Gather the lines from the material that contain "economico".
--- begin RECORDS FOR THIS TASK ---
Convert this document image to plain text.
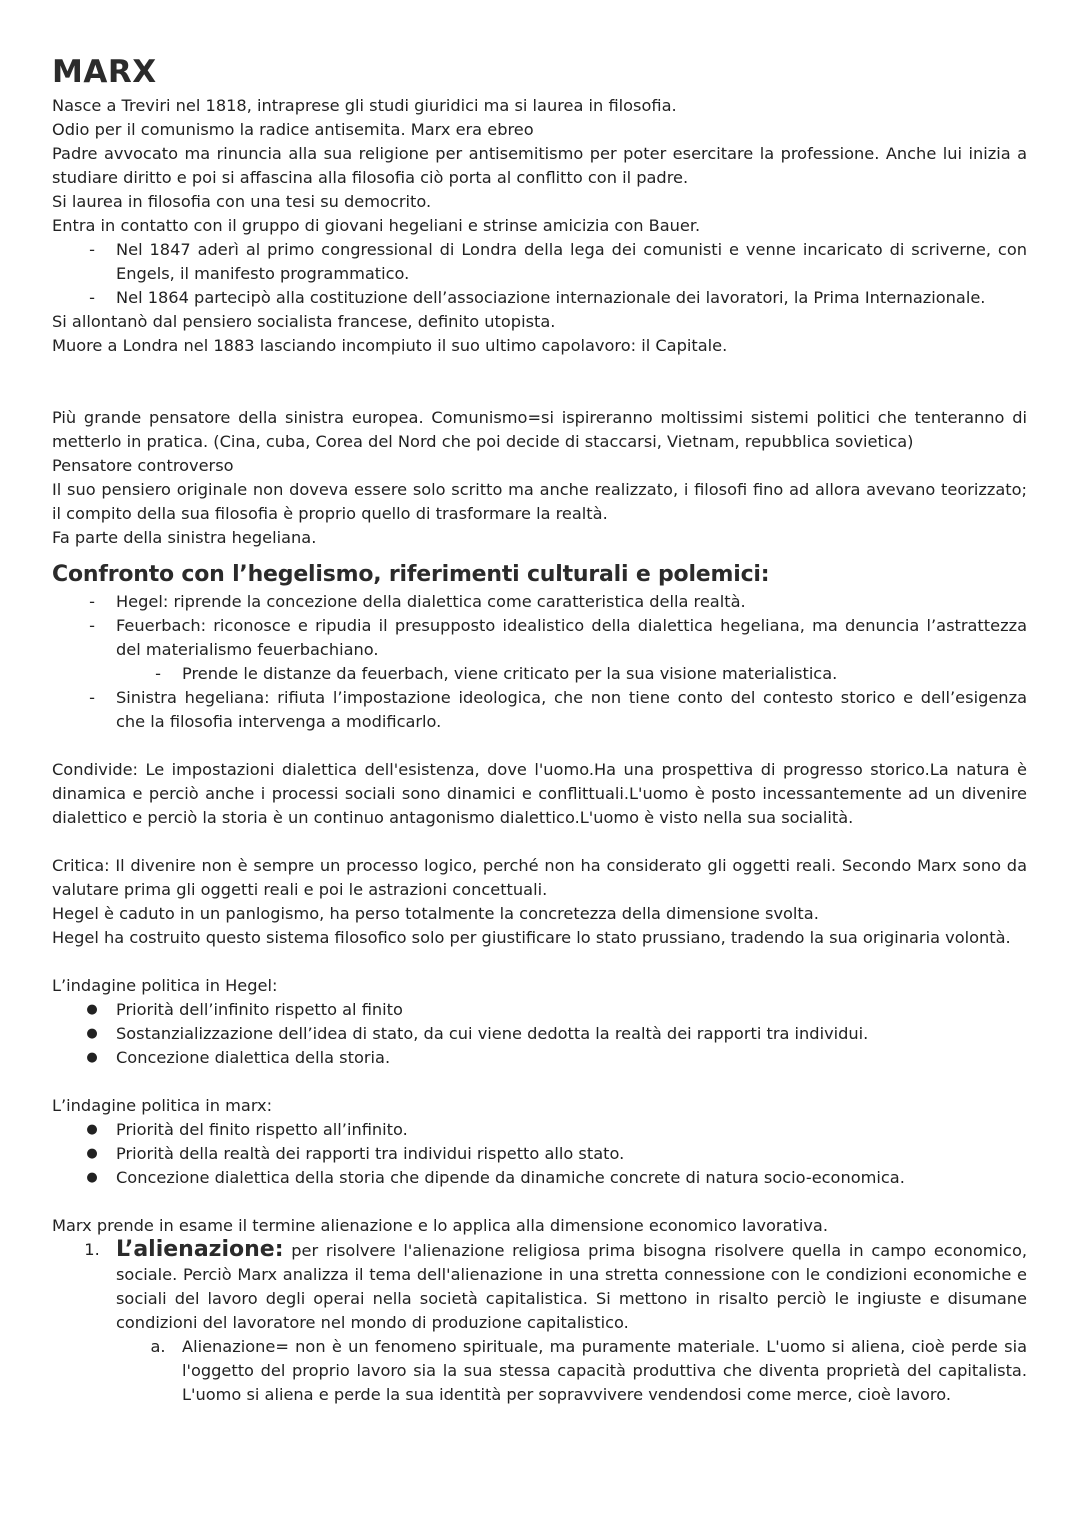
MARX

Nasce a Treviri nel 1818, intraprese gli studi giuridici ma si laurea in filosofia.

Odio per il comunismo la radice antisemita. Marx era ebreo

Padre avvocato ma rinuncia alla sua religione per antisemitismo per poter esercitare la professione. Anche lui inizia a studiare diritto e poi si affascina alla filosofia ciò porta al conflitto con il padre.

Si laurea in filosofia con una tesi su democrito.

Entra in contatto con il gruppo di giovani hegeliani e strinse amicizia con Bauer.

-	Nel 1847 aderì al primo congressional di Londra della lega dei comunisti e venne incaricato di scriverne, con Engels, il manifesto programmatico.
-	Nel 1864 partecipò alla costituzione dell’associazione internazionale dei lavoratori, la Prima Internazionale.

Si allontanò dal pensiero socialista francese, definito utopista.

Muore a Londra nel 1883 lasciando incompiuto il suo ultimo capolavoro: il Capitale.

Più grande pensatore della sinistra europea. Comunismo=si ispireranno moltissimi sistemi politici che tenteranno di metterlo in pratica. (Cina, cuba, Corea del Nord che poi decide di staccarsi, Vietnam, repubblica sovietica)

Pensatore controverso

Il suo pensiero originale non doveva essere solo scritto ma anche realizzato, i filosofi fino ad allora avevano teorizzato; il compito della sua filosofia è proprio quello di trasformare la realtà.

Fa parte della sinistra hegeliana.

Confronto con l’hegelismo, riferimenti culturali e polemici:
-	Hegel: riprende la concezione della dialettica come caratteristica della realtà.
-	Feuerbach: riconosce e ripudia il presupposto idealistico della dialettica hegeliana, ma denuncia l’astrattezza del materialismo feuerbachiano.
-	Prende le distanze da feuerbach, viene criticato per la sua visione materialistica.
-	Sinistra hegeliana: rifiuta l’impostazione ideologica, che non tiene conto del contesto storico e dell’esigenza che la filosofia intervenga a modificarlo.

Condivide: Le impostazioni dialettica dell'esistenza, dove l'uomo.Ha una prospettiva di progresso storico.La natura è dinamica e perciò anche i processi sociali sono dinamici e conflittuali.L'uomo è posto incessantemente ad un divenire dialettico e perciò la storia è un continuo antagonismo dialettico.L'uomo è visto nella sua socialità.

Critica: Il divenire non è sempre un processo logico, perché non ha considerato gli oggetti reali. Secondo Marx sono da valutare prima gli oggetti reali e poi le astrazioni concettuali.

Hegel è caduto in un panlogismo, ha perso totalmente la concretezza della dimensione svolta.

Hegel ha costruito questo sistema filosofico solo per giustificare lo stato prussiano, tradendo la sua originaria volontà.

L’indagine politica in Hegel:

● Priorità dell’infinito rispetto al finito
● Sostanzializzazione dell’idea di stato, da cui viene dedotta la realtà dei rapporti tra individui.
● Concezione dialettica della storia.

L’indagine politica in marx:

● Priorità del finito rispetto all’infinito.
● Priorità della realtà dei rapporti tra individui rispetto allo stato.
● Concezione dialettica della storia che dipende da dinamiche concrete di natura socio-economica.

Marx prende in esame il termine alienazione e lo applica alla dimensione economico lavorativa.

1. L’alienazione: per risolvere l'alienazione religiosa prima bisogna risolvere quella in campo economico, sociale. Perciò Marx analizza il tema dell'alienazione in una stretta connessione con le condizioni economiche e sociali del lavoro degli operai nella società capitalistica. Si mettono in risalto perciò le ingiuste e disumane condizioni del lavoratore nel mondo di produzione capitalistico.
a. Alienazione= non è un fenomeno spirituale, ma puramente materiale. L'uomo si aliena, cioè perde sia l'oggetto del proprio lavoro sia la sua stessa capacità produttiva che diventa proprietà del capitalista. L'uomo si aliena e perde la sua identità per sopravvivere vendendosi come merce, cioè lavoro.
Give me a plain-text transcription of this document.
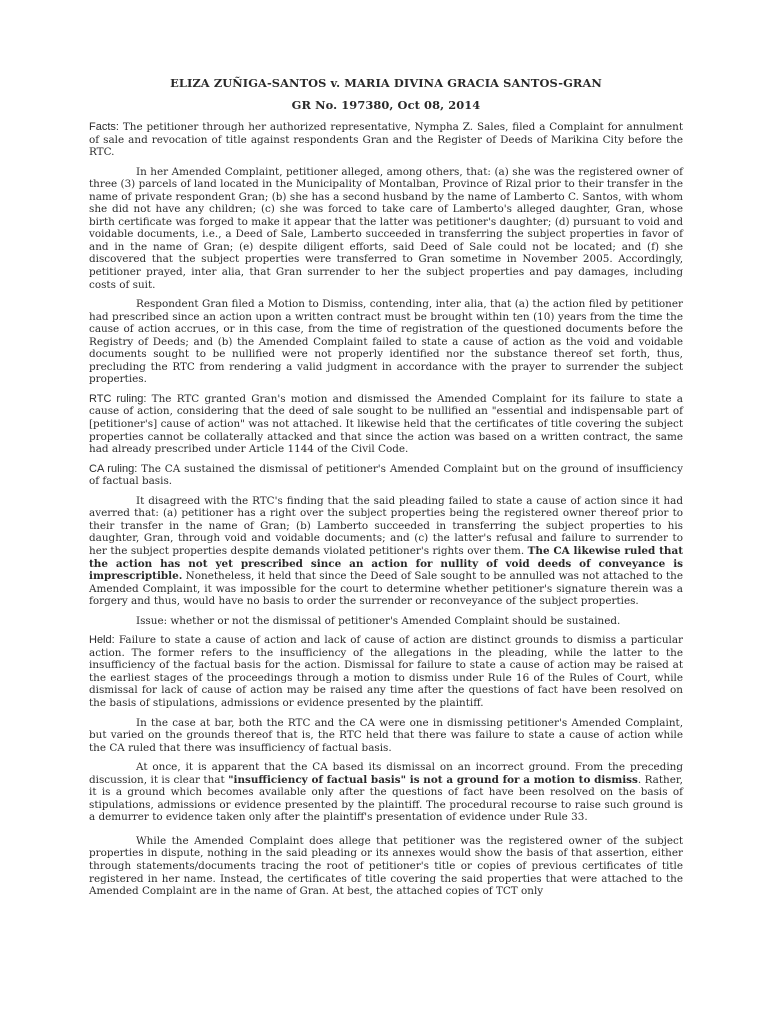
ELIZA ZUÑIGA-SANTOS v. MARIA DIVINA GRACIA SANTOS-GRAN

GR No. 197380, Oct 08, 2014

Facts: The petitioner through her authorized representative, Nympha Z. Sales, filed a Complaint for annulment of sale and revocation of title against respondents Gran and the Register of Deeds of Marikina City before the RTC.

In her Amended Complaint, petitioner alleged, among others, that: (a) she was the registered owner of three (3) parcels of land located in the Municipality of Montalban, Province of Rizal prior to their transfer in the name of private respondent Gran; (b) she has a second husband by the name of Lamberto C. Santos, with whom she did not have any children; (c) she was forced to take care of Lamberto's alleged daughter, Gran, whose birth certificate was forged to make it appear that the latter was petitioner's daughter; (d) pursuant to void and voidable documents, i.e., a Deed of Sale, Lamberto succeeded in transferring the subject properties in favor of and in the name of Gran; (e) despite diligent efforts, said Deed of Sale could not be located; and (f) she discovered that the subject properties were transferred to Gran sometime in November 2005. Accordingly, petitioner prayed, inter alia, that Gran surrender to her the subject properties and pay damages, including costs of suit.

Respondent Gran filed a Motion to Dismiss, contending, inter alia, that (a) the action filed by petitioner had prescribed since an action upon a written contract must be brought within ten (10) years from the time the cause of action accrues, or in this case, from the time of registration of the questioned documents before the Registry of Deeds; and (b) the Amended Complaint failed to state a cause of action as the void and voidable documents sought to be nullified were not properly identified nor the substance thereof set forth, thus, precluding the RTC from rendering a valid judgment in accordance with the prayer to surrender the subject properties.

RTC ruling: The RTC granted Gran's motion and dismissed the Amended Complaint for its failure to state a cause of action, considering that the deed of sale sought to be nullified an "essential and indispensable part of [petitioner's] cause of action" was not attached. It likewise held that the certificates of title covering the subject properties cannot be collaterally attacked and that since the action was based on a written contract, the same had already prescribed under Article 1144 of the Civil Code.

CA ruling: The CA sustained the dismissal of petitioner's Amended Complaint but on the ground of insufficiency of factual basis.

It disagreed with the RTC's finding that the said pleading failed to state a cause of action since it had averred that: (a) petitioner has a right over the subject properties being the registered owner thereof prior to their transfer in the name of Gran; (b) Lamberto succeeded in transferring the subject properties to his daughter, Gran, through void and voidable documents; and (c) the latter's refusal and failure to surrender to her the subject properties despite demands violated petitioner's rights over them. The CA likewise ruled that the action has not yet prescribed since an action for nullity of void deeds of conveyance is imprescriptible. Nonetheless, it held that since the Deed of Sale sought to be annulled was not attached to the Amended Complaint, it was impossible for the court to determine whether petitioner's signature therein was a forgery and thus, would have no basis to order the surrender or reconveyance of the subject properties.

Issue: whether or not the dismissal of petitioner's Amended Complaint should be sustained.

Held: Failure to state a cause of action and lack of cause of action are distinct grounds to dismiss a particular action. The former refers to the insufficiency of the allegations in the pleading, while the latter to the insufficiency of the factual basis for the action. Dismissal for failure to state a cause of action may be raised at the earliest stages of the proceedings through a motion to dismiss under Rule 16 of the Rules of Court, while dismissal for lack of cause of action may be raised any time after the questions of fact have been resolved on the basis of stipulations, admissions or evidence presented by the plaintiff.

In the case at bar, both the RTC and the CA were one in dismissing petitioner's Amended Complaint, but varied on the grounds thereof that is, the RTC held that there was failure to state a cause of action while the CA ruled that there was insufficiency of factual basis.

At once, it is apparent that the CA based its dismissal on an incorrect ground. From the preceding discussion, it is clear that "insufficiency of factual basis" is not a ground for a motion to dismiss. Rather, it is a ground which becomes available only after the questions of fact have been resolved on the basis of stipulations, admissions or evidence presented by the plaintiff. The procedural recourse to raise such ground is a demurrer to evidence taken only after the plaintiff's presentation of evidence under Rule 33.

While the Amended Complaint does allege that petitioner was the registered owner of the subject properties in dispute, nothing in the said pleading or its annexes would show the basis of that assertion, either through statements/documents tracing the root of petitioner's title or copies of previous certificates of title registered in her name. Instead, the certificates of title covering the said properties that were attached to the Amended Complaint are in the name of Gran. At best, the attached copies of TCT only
--- end RECORDS FOR THIS TASK ---
--- begin RECORDS FOR THIS TASK ---
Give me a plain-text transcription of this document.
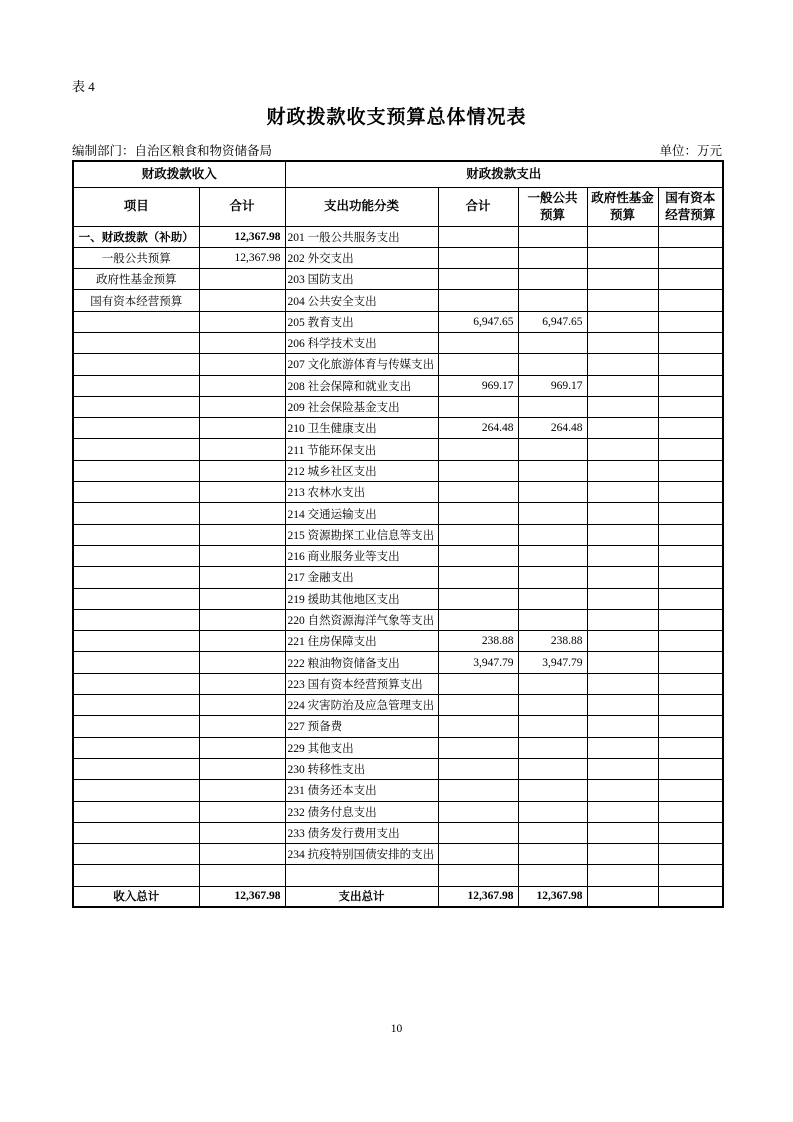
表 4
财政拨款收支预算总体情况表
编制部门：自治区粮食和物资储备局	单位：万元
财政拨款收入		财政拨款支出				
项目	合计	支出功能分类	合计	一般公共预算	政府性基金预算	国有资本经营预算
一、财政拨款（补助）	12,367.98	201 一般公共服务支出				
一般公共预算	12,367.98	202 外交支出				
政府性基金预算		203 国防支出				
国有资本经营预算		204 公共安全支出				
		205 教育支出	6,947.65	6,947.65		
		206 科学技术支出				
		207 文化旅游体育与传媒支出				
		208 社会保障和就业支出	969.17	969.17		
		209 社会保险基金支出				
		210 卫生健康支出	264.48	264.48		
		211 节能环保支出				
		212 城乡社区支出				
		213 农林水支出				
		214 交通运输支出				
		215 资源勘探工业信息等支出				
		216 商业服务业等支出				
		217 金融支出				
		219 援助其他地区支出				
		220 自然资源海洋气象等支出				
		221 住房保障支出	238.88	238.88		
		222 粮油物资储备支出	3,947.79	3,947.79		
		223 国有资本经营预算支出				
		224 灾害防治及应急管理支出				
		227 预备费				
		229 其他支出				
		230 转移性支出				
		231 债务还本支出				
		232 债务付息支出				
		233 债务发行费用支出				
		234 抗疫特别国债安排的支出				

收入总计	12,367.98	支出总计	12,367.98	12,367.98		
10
--- end RECORDS FOR THIS TASK ---
--- begin RECORDS FOR THIS TASK ---
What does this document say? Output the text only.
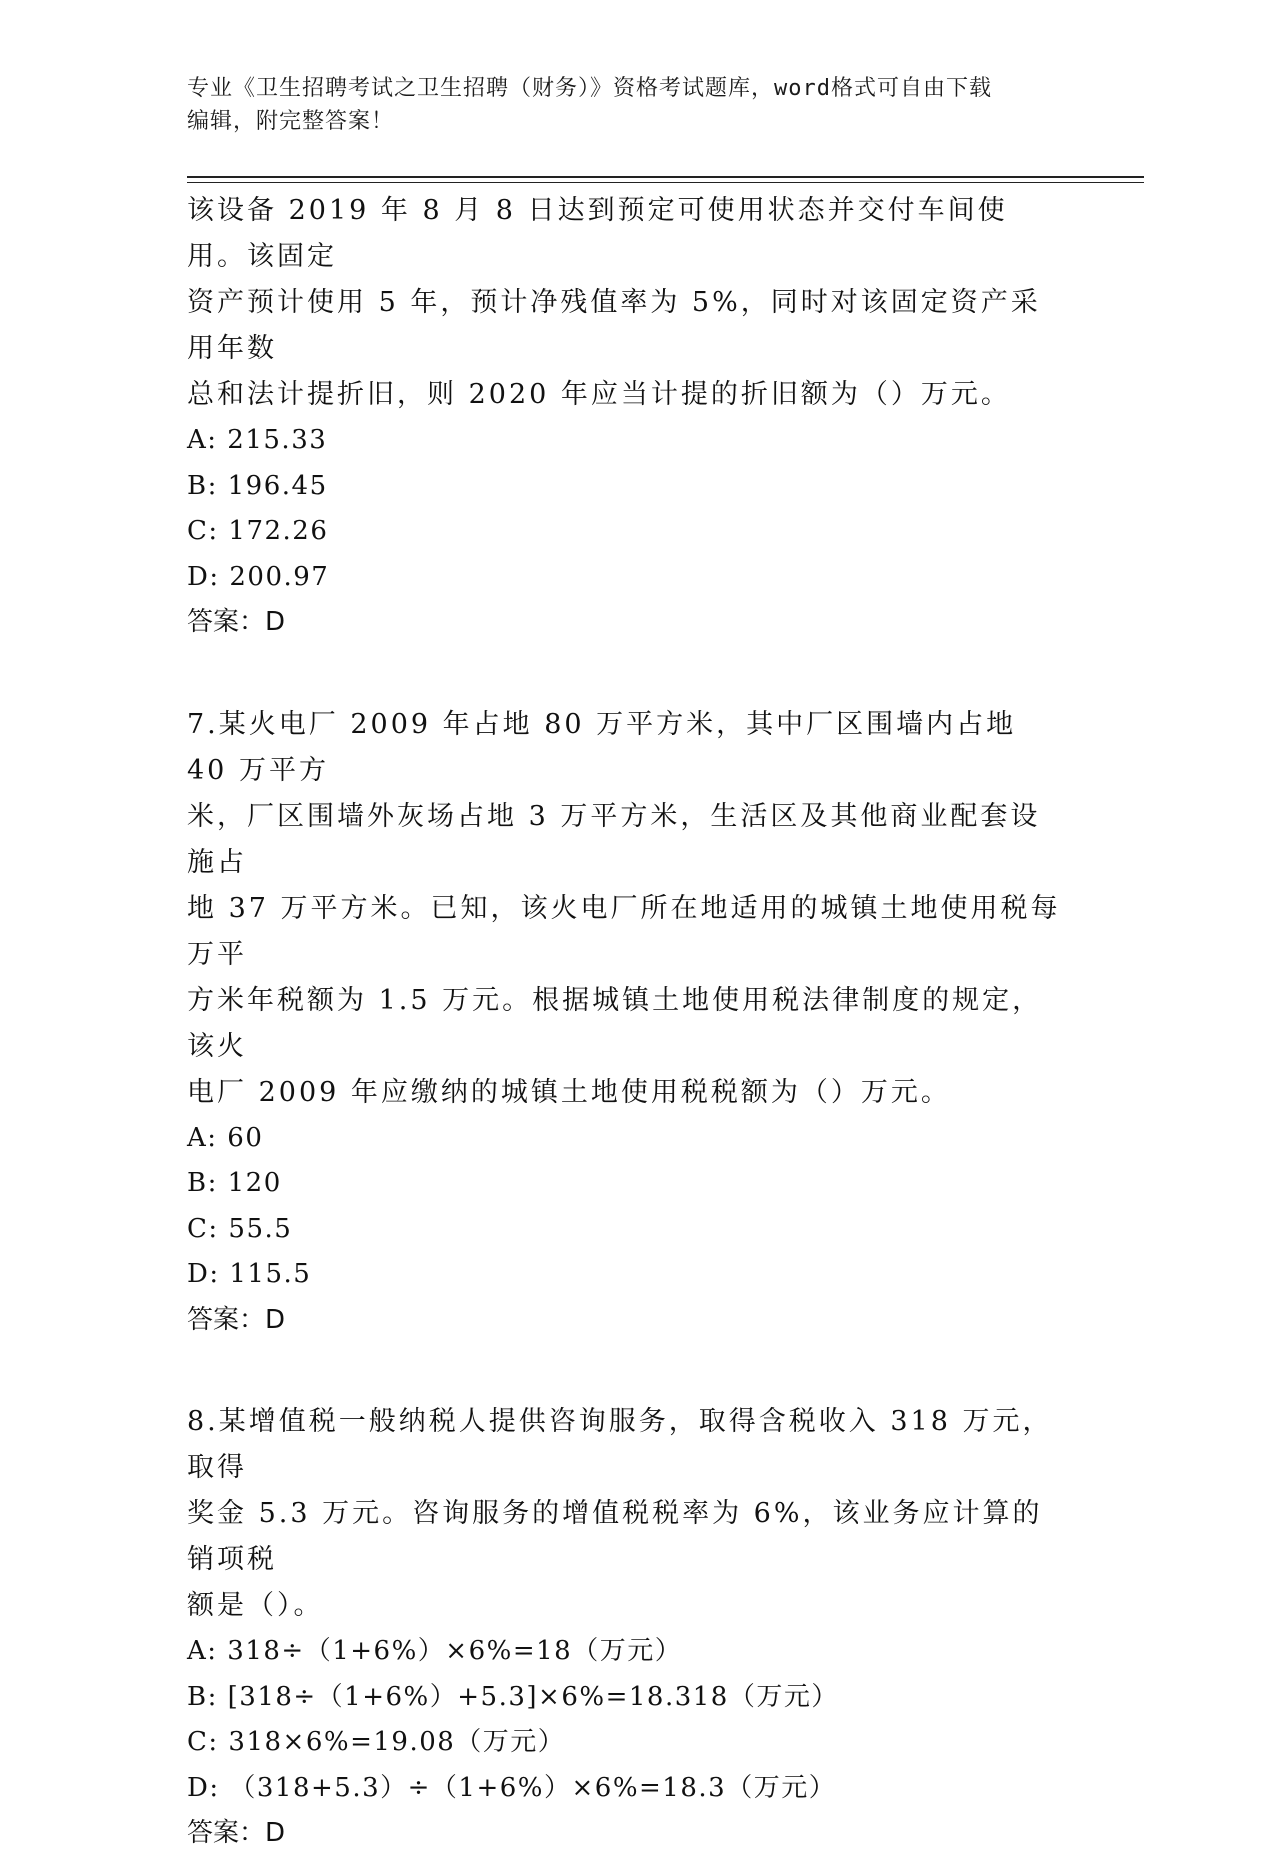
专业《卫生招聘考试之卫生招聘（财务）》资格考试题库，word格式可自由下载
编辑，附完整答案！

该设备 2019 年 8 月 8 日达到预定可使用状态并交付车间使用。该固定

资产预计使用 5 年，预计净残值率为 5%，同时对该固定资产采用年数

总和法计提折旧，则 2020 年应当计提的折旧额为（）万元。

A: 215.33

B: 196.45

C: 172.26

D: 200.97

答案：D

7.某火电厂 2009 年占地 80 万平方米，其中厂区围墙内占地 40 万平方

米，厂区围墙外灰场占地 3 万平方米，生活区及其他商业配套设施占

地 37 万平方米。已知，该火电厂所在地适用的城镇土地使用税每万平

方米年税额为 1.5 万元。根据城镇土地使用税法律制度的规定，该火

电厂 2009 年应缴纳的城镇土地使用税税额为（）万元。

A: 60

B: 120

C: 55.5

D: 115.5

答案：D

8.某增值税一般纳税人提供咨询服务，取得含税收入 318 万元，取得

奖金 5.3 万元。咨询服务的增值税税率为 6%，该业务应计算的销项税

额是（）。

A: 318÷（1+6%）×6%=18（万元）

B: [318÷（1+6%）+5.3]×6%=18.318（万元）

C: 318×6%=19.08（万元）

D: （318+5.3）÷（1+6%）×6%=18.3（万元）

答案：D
--- end RECORDS FOR THIS TASK ---
→ OUTPUT BELOW
Marx prende in esame il termine alienazione e lo applica alla dimensione economico lavorativa.
1. L’alienazione: per risolvere l'alienazione religiosa prima bisogna risolvere quella in campo economico, sociale. Perciò Marx analizza il tema dell'alienazione in una stretta connessione con le condizioni economiche e sociali del lavoro degli operai nella società capitalistica. Si mettono in risalto perciò le ingiuste e disumane condizioni del lavoratore nel mondo di produzione capitalistico.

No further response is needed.